*Problem description*
All of the records listed below should be retyped exactly.

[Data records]

┌──

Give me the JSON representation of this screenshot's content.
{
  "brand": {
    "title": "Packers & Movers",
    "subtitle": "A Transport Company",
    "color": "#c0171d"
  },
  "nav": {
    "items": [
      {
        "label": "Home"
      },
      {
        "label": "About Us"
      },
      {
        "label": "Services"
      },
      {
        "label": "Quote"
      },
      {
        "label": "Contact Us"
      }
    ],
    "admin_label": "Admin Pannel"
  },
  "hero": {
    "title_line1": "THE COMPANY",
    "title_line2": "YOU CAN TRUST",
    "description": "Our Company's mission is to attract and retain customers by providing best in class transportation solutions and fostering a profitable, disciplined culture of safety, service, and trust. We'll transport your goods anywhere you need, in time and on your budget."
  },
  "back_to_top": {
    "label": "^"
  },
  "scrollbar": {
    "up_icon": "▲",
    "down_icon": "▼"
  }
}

└──

*Answer to this task*
Give me the JSON representation of this screenshot's content.
{
  "brand": {
    "title": "Packers & Movers",
    "subtitle": "A Transport Company",
    "color": "#c0171d"
  },
  "nav": {
    "items": [
      {
        "label": "Home"
      },
      {
        "label": "About Us"
      },
      {
        "label": "Services"
      },
      {
        "label": "Quote"
      },
      {
        "label": "Contact Us"
      }
    ],
    "admin_label": "Admin Pannel"
  },
  "hero": {
    "title_line1": "THE COMPANY",
    "title_line2": "YOU CAN TRUST",
    "description": "Our Company's mission is to attract and retain customers by providing best in class transportation solutions and fostering a profitable, disciplined culture of safety, service, and trust. We'll transport your goods anywhere you need, in time and on your budget."
  },
  "back_to_top": {
    "label": "^"
  },
  "scrollbar": {
    "up_icon": "▲",
    "down_icon": "▼"
  }
}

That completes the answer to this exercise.